■ **Information supplied**:
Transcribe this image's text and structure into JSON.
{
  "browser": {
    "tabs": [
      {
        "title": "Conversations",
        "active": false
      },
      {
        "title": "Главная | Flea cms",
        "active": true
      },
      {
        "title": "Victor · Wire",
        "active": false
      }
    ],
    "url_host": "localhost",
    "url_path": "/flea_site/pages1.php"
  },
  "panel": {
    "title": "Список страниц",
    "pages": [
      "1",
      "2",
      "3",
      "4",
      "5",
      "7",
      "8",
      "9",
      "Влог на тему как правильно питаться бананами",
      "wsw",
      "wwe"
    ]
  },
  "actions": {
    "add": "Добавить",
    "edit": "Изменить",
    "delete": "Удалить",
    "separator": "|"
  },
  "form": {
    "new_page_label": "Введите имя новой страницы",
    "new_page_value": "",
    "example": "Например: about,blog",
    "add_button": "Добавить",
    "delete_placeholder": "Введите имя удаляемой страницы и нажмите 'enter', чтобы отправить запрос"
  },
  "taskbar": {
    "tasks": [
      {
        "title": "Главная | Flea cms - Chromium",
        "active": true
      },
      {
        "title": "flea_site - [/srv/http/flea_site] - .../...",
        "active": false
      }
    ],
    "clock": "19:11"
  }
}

■ **Given problem**: Reproduce the material above, every line of it, exactly.

■ **Task solution**:
Transcribe this image's text and structure into JSON.
{
  "browser": {
    "tabs": [
      {
        "title": "Conversations",
        "active": false
      },
      {
        "title": "Главная | Flea cms",
        "active": true
      },
      {
        "title": "Victor · Wire",
        "active": false
      }
    ],
    "url_host": "localhost",
    "url_path": "/flea_site/pages1.php"
  },
  "panel": {
    "title": "Список страниц",
    "pages": [
      "1",
      "2",
      "3",
      "4",
      "5",
      "7",
      "8",
      "9",
      "Влог на тему как правильно питаться бананами",
      "wsw",
      "wwe"
    ]
  },
  "actions": {
    "add": "Добавить",
    "edit": "Изменить",
    "delete": "Удалить",
    "separator": "|"
  },
  "form": {
    "new_page_label": "Введите имя новой страницы",
    "new_page_value": "",
    "example": "Например: about,blog",
    "add_button": "Добавить",
    "delete_placeholder": "Введите имя удаляемой страницы и нажмите 'enter', чтобы отправить запрос"
  },
  "taskbar": {
    "tasks": [
      {
        "title": "Главная | Flea cms - Chromium",
        "active": true
      },
      {
        "title": "flea_site - [/srv/http/flea_site] - .../...",
        "active": false
      }
    ],
    "clock": "19:11"
  }
}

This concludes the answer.